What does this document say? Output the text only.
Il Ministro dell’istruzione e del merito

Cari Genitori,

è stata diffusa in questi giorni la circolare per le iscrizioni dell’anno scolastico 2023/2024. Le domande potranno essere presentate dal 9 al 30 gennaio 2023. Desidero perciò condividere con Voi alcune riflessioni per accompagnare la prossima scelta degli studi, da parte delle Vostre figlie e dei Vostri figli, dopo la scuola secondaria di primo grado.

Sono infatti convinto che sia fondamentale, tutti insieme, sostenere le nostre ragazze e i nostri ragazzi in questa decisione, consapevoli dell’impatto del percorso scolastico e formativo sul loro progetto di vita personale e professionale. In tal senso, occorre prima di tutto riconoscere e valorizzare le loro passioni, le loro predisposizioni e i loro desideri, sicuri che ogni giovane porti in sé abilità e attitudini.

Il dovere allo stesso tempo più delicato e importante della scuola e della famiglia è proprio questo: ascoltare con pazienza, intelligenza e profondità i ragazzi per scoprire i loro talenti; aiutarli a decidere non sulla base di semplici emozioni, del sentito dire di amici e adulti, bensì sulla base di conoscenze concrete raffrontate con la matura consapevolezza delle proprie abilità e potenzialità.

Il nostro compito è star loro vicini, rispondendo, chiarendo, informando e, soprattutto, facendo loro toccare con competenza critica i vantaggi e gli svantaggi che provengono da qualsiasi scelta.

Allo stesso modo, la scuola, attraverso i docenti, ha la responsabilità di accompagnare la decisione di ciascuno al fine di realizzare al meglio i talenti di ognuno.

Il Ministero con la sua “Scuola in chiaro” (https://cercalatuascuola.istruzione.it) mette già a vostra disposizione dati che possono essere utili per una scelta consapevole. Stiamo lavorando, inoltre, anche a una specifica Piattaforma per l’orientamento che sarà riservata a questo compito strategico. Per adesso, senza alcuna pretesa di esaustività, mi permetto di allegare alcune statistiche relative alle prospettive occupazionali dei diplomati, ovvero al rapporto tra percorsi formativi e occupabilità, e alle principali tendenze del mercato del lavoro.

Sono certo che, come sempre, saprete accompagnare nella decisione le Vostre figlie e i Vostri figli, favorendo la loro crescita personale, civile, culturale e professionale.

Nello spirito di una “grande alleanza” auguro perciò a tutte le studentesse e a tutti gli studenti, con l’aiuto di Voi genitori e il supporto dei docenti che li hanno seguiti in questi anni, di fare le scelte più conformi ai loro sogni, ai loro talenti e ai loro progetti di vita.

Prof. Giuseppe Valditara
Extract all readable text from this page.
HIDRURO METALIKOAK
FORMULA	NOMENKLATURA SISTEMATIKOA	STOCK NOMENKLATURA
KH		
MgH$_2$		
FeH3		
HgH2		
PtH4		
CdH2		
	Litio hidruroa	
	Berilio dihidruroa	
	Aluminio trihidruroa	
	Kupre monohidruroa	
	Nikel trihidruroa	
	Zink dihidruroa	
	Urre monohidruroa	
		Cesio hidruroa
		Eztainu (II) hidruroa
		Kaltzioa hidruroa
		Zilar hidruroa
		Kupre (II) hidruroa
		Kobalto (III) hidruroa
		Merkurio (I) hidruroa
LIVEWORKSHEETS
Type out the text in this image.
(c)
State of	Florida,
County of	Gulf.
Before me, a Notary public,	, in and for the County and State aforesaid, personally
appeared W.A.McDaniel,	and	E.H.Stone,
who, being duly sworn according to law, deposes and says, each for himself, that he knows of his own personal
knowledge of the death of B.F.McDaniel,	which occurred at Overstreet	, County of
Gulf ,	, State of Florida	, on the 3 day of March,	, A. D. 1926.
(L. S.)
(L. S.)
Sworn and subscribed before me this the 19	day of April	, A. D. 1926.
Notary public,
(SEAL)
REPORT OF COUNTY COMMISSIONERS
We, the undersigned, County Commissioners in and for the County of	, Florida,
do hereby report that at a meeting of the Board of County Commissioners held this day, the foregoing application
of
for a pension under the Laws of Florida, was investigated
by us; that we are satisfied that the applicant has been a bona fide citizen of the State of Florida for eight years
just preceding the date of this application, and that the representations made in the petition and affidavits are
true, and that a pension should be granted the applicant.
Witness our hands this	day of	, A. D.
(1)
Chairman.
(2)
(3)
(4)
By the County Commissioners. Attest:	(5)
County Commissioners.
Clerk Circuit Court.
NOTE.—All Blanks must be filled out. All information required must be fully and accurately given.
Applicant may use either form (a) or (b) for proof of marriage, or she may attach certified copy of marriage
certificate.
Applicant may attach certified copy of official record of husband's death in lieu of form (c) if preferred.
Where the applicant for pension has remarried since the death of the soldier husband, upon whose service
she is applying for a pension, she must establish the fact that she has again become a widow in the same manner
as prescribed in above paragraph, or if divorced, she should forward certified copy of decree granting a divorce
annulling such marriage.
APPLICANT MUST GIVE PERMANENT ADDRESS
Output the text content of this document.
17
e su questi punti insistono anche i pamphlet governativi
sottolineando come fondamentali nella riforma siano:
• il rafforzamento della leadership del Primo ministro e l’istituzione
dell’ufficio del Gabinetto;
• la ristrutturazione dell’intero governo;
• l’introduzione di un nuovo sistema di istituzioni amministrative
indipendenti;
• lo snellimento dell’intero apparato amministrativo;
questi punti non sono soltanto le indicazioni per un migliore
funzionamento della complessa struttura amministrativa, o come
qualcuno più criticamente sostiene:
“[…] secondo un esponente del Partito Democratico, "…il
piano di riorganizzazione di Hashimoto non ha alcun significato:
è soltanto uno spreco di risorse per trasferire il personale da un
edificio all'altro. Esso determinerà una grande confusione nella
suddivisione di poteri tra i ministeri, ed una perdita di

+++

▸ YOUR TASK
Transcribe all entries exactly as they are given.

▸ EXPECTED ANSWER
What does this document say? Output the text only.
Il Ministro dell’istruzione e del merito

Cari Genitori,

è stata diffusa in questi giorni la circolare per le iscrizioni dell’anno scolastico 2023/2024. Le domande potranno essere presentate dal 9 al 30 gennaio 2023. Desidero perciò condividere con Voi alcune riflessioni per accompagnare la prossima scelta degli studi, da parte delle Vostre figlie e dei Vostri figli, dopo la scuola secondaria di primo grado.

Sono infatti convinto che sia fondamentale, tutti insieme, sostenere le nostre ragazze e i nostri ragazzi in questa decisione, consapevoli dell’impatto del percorso scolastico e formativo sul loro progetto di vita personale e professionale. In tal senso, occorre prima di tutto riconoscere e valorizzare le loro passioni, le loro predisposizioni e i loro desideri, sicuri che ogni giovane porti in sé abilità e attitudini.

Il dovere allo stesso tempo più delicato e importante della scuola e della famiglia è proprio questo: ascoltare con pazienza, intelligenza e profondità i ragazzi per scoprire i loro talenti; aiutarli a decidere non sulla base di semplici emozioni, del sentito dire di amici e adulti, bensì sulla base di conoscenze concrete raffrontate con la matura consapevolezza delle proprie abilità e potenzialità.

Il nostro compito è star loro vicini, rispondendo, chiarendo, informando e, soprattutto, facendo loro toccare con competenza critica i vantaggi e gli svantaggi che provengono da qualsiasi scelta.

Allo stesso modo, la scuola, attraverso i docenti, ha la responsabilità di accompagnare la decisione di ciascuno al fine di realizzare al meglio i talenti di ognuno.

Il Ministero con la sua “Scuola in chiaro” (https://cercalatuascuola.istruzione.it) mette già a vostra disposizione dati che possono essere utili per una scelta consapevole. Stiamo lavorando, inoltre, anche a una specifica Piattaforma per l’orientamento che sarà riservata a questo compito strategico. Per adesso, senza alcuna pretesa di esaustività, mi permetto di allegare alcune statistiche relative alle prospettive occupazionali dei diplomati, ovvero al rapporto tra percorsi formativi e occupabilità, e alle principali tendenze del mercato del lavoro.

Sono certo che, come sempre, saprete accompagnare nella decisione le Vostre figlie e i Vostri figli, favorendo la loro crescita personale, civile, culturale e professionale.

Nello spirito di una “grande alleanza” auguro perciò a tutte le studentesse e a tutti gli studenti, con l’aiuto di Voi genitori e il supporto dei docenti che li hanno seguiti in questi anni, di fare le scelte più conformi ai loro sogni, ai loro talenti e ai loro progetti di vita.

Prof. Giuseppe Valditara
Extract all readable text from this page.
HIDRURO METALIKOAK
FORMULA	NOMENKLATURA SISTEMATIKOA	STOCK NOMENKLATURA
KH		
MgH$_2$		
FeH3		
HgH2		
PtH4		
CdH2		
	Litio hidruroa	
	Berilio dihidruroa	
	Aluminio trihidruroa	
	Kupre monohidruroa	
	Nikel trihidruroa	
	Zink dihidruroa	
	Urre monohidruroa	
		Cesio hidruroa
		Eztainu (II) hidruroa
		Kaltzioa hidruroa
		Zilar hidruroa
		Kupre (II) hidruroa
		Kobalto (III) hidruroa
		Merkurio (I) hidruroa
LIVEWORKSHEETS
Type out the text in this image.
(c)
State of	Florida,
County of	Gulf.
Before me, a Notary public,	, in and for the County and State aforesaid, personally
appeared W.A.McDaniel,	and	E.H.Stone,
who, being duly sworn according to law, deposes and says, each for himself, that he knows of his own personal
knowledge of the death of B.F.McDaniel,	which occurred at Overstreet	, County of
Gulf ,	, State of Florida	, on the 3 day of March,	, A. D. 1926.
(L. S.)
(L. S.)
Sworn and subscribed before me this the 19	day of April	, A. D. 1926.
Notary public,
(SEAL)
REPORT OF COUNTY COMMISSIONERS
We, the undersigned, County Commissioners in and for the County of	, Florida,
do hereby report that at a meeting of the Board of County Commissioners held this day, the foregoing application
of
for a pension under the Laws of Florida, was investigated
by us; that we are satisfied that the applicant has been a bona fide citizen of the State of Florida for eight years
just preceding the date of this application, and that the representations made in the petition and affidavits are
true, and that a pension should be granted the applicant.
Witness our hands this	day of	, A. D.
(1)
Chairman.
(2)
(3)
(4)
By the County Commissioners. Attest:	(5)
County Commissioners.
Clerk Circuit Court.
NOTE.—All Blanks must be filled out. All information required must be fully and accurately given.
Applicant may use either form (a) or (b) for proof of marriage, or she may attach certified copy of marriage
certificate.
Applicant may attach certified copy of official record of husband's death in lieu of form (c) if preferred.
Where the applicant for pension has remarried since the death of the soldier husband, upon whose service
she is applying for a pension, she must establish the fact that she has again become a widow in the same manner
as prescribed in above paragraph, or if divorced, she should forward certified copy of decree granting a divorce
annulling such marriage.
APPLICANT MUST GIVE PERMANENT ADDRESS
Output the text content of this document.
17
e su questi punti insistono anche i pamphlet governativi
sottolineando come fondamentali nella riforma siano:
• il rafforzamento della leadership del Primo ministro e l’istituzione
dell’ufficio del Gabinetto;
• la ristrutturazione dell’intero governo;
• l’introduzione di un nuovo sistema di istituzioni amministrative
indipendenti;
• lo snellimento dell’intero apparato amministrativo;
questi punti non sono soltanto le indicazioni per un migliore
funzionamento della complessa struttura amministrativa, o come
qualcuno più criticamente sostiene:
“[…] secondo un esponente del Partito Democratico, "…il
piano di riorganizzazione di Hashimoto non ha alcun significato:
è soltanto uno spreco di risorse per trasferire il personale da un
edificio all'altro. Esso determinerà una grande confusione nella
suddivisione di poteri tra i ministeri, ed una perdita di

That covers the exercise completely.